### What you should do
Tally the lines containing the word "Problem", and report the tally alone.
[Start Records]
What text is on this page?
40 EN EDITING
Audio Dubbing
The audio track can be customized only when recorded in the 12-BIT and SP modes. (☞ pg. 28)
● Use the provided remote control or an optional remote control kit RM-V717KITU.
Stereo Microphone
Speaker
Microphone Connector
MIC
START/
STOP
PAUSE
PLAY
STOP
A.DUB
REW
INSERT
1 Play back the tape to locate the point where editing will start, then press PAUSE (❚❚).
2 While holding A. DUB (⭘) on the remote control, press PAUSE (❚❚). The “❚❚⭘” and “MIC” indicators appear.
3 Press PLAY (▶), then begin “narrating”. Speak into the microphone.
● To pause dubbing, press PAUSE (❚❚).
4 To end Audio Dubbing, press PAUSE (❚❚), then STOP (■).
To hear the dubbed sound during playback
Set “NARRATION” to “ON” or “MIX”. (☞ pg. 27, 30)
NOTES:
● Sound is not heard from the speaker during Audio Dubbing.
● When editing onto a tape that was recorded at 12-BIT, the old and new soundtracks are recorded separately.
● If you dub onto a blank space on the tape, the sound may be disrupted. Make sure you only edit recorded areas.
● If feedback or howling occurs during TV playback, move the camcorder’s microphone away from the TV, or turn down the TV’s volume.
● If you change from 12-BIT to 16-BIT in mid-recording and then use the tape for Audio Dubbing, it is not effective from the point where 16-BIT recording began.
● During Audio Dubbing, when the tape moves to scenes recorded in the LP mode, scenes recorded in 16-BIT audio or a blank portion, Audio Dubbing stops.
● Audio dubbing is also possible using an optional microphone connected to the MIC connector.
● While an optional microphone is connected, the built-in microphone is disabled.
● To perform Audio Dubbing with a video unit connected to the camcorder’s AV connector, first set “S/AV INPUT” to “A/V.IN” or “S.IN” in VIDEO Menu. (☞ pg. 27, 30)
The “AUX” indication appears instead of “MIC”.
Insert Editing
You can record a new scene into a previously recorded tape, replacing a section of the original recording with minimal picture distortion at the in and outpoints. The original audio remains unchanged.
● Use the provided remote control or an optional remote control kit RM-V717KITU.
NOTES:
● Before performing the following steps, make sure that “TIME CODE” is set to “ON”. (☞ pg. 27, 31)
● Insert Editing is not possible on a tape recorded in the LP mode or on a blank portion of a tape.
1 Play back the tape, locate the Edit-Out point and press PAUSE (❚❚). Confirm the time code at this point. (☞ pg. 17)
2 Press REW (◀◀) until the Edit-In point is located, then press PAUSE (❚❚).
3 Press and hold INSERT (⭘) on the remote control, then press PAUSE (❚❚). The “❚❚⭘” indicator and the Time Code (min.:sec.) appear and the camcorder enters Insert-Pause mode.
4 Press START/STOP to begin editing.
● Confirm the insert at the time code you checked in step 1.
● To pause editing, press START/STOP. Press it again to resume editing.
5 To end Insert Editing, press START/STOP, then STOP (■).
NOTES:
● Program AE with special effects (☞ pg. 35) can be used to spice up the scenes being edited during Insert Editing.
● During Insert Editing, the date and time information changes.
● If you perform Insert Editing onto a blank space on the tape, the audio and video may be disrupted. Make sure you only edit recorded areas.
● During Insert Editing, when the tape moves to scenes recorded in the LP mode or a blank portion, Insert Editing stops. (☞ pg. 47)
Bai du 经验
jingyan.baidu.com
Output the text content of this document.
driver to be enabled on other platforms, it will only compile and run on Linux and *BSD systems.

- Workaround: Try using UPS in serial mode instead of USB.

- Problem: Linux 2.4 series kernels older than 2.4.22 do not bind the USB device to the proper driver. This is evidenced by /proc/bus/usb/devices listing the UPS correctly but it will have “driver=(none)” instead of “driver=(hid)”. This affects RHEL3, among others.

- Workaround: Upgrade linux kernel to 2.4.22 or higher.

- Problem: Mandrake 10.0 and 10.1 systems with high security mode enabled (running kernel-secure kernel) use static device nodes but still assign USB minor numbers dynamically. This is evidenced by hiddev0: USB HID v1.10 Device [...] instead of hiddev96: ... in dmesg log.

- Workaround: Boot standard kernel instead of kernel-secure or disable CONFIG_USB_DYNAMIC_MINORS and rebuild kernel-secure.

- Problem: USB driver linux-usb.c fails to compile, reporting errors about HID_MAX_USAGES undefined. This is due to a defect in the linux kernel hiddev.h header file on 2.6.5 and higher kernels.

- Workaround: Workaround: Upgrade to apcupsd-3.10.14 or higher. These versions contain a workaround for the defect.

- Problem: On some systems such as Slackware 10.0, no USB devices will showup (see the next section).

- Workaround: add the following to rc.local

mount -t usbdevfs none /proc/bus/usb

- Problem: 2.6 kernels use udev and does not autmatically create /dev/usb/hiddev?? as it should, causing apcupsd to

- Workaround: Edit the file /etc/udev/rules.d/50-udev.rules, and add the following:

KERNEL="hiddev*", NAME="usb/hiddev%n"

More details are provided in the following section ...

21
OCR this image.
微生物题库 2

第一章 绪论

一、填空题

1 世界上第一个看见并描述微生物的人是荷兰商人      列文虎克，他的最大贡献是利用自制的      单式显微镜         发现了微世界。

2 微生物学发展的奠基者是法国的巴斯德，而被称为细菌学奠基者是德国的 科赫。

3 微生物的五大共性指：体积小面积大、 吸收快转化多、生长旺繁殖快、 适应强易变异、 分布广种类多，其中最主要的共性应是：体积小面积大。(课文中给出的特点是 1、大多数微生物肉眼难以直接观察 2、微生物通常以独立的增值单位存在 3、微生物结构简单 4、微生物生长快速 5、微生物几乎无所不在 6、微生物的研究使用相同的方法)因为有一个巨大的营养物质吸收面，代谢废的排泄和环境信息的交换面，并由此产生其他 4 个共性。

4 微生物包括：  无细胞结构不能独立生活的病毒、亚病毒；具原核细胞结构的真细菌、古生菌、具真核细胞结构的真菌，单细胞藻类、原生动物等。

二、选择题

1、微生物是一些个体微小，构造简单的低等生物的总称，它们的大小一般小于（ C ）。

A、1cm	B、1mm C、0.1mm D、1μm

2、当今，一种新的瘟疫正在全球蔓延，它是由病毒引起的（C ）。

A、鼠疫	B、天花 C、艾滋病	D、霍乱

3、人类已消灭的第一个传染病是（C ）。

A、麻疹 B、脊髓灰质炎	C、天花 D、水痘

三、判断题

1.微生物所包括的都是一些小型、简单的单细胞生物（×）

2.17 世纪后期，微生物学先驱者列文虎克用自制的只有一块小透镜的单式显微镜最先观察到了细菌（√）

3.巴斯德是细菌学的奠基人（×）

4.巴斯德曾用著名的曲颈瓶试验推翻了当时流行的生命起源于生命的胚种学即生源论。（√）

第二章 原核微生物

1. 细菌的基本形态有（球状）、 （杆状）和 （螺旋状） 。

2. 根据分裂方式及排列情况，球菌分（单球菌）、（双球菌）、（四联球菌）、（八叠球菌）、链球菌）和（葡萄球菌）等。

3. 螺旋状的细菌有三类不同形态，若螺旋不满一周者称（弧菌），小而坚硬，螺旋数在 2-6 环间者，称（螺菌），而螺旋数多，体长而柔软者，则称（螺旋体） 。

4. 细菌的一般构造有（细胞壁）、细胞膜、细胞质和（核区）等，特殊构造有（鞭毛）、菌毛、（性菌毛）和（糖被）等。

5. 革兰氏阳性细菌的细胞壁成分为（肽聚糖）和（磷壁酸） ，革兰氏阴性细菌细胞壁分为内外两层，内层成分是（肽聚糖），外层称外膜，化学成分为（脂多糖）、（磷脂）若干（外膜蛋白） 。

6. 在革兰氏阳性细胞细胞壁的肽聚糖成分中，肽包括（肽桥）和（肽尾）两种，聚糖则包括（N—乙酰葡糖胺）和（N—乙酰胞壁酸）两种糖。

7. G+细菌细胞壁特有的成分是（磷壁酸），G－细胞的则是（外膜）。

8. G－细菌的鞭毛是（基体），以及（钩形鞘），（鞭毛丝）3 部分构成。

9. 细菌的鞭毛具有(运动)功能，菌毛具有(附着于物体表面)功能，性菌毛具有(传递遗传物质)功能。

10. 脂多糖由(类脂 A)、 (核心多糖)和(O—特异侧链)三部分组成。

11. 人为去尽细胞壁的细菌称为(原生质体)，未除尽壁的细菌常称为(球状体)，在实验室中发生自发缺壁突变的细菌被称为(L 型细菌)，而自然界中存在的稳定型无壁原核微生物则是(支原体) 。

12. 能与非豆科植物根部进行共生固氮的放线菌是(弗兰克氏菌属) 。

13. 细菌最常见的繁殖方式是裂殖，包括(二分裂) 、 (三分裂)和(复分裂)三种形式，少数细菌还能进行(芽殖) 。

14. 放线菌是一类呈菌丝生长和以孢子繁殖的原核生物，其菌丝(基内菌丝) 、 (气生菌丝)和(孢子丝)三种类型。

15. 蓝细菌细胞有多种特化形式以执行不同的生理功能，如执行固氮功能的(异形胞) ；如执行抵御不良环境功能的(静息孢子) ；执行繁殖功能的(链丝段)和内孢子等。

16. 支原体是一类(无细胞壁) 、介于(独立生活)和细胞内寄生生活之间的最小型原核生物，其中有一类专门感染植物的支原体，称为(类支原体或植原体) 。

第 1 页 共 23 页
[End Records]
### Answer for the task
5